start DATA

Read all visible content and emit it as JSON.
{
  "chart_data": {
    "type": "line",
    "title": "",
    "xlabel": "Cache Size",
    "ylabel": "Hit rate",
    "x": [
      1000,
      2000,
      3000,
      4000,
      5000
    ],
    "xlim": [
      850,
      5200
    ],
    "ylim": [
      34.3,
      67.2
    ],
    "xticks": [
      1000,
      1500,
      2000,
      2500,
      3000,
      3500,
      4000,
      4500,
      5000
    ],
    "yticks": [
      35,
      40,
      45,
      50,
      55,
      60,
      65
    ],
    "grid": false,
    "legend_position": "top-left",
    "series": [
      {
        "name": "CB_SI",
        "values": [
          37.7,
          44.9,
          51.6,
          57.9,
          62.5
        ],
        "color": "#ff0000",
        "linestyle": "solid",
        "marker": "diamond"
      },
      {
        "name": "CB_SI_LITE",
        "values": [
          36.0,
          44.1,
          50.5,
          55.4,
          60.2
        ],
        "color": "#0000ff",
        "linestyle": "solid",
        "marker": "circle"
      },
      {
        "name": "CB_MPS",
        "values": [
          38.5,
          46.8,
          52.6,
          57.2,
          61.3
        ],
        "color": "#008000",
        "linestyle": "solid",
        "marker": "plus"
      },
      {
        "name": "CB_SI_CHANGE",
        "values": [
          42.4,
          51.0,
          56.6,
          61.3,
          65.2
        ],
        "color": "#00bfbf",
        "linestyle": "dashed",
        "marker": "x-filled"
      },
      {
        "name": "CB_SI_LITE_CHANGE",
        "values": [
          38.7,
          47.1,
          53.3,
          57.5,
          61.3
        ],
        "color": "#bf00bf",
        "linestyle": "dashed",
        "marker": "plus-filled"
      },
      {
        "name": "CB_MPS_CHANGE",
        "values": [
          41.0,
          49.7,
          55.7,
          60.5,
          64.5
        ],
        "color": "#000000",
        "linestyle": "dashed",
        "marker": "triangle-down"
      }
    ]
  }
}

end DATA

**TO DO**
Every line above that contains the word "color" should be reported.

**OUTPUT BELOW**
        "color": "#ff0000",
        "color": "#0000ff",
        "color": "#008000",
        "color": "#00bfbf",
        "color": "#bf00bf",
        "color": "#000000",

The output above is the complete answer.